TASK BRIEF: Please transcribe the data that follows without the pictures, keeping every word the same.

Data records
** START **

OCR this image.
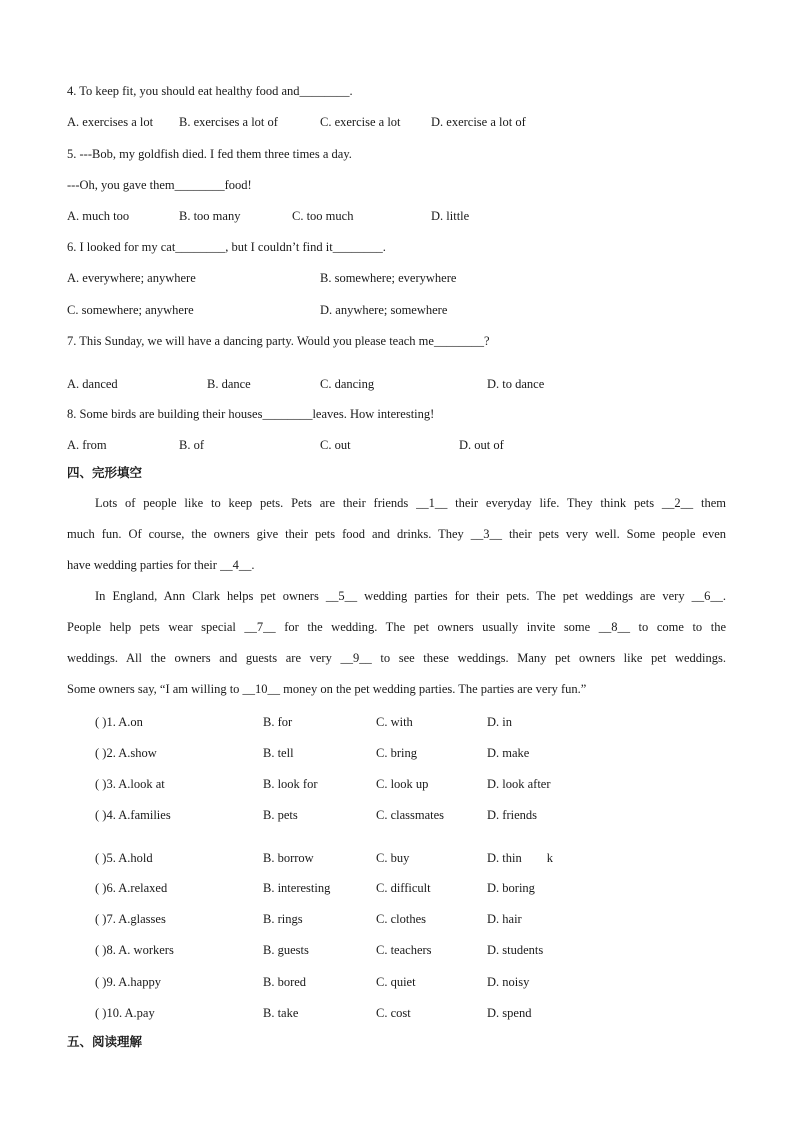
4. To keep fit, you should eat healthy food and________.
A. exercises a lot B. exercises a lot of	C. exercise a lot D. exercise a lot of
5. ---Bob, my goldfish died. I fed them three times a day.
---Oh, you gave them________food!
A. much too	B. too many	C. too much	D. little
6. I looked for my cat________, but I couldn’t find it________.
A. everywhere; anywhere	B. somewhere; everywhere
C. somewhere; anywhere	D. anywhere; somewhere
7. This Sunday, we will have a dancing party. Would you please teach me________?
A. danced	B. dance	C. dancing	D. to dance
8. Some birds are building their houses________leaves. How interesting!
A. from	B. of	C. out	D. out of
四、完形填空

Lots of people like to keep pets. Pets are their friends __1__ their everyday life. They think pets __2__ them

much fun. Of course, the owners give their pets food and drinks. They __3__ their pets very well. Some people even

have wedding parties for their __4__.

In England, Ann Clark helps pet owners __5__ wedding parties for their pets. The pet weddings are very __6__.

People help pets wear special __7__ for the wedding. The pet owners usually invite some __8__ to come to the

weddings. All the owners and guests are very __9__ to see these weddings. Many pet owners like pet weddings.

Some owners say, “I am willing to __10__ money on the pet wedding parties. The parties are very fun.”

( )1. A.on	B. for	C. with	D. in
( )2. A.show	B. tell	C. bring	D. make
( )3. A.look at	B. look for	C. look up	D. look after
( )4. A.families	B. pets	C. classmates	D. friends
( )5. A.hold	B. borrow	C. buy	D. thin        k
( )6. A.relaxed	B. interesting	C. difficult	D. boring
( )7. A.glasses	B. rings	C. clothes	D. hair
( )8. A. workers	B. guests	C. teachers	D. students
( )9. A.happy	B. bored	C. quiet	D. noisy
( )10. A.pay	B. take	C. cost	D. spend
五、阅读理解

** END **

EXERCISE OUTPUT:
OCR this image.
4. To keep fit, you should eat healthy food and________.
A. exercises a lot B. exercises a lot of	C. exercise a lot D. exercise a lot of
5. ---Bob, my goldfish died. I fed them three times a day.
---Oh, you gave them________food!
A. much too	B. too many	C. too much	D. little
6. I looked for my cat________, but I couldn’t find it________.
A. everywhere; anywhere	B. somewhere; everywhere
C. somewhere; anywhere	D. anywhere; somewhere
7. This Sunday, we will have a dancing party. Would you please teach me________?
A. danced	B. dance	C. dancing	D. to dance
8. Some birds are building their houses________leaves. How interesting!
A. from	B. of	C. out	D. out of
四、完形填空

Lots of people like to keep pets. Pets are their friends __1__ their everyday life. They think pets __2__ them

much fun. Of course, the owners give their pets food and drinks. They __3__ their pets very well. Some people even

have wedding parties for their __4__.

In England, Ann Clark helps pet owners __5__ wedding parties for their pets. The pet weddings are very __6__.

People help pets wear special __7__ for the wedding. The pet owners usually invite some __8__ to come to the

weddings. All the owners and guests are very __9__ to see these weddings. Many pet owners like pet weddings.

Some owners say, “I am willing to __10__ money on the pet wedding parties. The parties are very fun.”

( )1. A.on	B. for	C. with	D. in
( )2. A.show	B. tell	C. bring	D. make
( )3. A.look at	B. look for	C. look up	D. look after
( )4. A.families	B. pets	C. classmates	D. friends
( )5. A.hold	B. borrow	C. buy	D. thin        k
( )6. A.relaxed	B. interesting	C. difficult	D. boring
( )7. A.glasses	B. rings	C. clothes	D. hair
( )8. A. workers	B. guests	C. teachers	D. students
( )9. A.happy	B. bored	C. quiet	D. noisy
( )10. A.pay	B. take	C. cost	D. spend
五、阅读理解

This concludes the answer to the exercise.